**WHAT YOU ARE ASKED TO DO:**
Look through the lines below and extract any with the word "title".

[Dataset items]
***

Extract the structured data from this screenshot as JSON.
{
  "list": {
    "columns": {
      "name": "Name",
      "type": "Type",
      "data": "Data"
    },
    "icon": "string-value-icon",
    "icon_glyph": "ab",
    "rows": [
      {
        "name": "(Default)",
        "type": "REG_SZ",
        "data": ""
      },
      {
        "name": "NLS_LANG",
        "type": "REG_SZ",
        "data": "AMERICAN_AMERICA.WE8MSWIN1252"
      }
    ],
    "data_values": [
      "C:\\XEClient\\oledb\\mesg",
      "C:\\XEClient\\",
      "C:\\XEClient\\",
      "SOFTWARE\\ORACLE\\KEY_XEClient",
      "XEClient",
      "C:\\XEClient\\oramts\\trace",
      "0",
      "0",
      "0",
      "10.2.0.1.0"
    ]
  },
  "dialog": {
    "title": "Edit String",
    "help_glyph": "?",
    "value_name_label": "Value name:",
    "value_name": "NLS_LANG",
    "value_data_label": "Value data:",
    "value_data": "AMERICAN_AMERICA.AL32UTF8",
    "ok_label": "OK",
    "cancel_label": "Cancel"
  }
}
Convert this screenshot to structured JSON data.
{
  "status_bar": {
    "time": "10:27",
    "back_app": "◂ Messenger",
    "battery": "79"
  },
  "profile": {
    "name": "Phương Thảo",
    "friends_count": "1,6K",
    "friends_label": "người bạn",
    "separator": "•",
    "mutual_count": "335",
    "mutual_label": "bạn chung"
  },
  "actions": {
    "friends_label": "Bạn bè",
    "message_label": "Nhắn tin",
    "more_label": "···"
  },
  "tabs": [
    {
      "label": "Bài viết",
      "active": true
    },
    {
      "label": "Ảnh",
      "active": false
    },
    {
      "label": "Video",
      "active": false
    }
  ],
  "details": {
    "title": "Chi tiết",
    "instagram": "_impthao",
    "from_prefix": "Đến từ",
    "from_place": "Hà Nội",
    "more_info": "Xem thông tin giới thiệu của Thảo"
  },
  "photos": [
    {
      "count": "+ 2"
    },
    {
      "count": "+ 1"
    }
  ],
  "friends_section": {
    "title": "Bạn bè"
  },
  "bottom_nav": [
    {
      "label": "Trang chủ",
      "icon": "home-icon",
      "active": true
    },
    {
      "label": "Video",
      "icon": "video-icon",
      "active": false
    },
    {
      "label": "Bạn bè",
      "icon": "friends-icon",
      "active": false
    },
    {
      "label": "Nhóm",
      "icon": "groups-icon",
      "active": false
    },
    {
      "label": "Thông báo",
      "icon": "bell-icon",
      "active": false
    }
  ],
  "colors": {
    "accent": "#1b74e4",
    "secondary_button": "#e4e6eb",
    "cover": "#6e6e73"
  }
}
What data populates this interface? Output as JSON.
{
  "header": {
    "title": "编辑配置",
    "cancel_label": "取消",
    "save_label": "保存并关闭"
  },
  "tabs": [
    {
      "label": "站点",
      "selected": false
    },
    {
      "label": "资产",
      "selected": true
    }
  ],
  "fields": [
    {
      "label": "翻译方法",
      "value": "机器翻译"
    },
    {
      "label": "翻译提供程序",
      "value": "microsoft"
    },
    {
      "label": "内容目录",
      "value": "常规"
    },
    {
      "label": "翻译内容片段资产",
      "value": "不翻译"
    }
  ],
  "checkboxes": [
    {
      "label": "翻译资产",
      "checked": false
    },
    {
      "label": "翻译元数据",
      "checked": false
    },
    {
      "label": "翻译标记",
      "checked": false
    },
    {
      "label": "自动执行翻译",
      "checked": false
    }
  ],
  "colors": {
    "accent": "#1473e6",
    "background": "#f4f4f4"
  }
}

***

**COMPLETE ANSWER:**
    "title": "Edit String",
    "title": "Chi tiết",
    "title": "Bạn bè"
    "title": "编辑配置",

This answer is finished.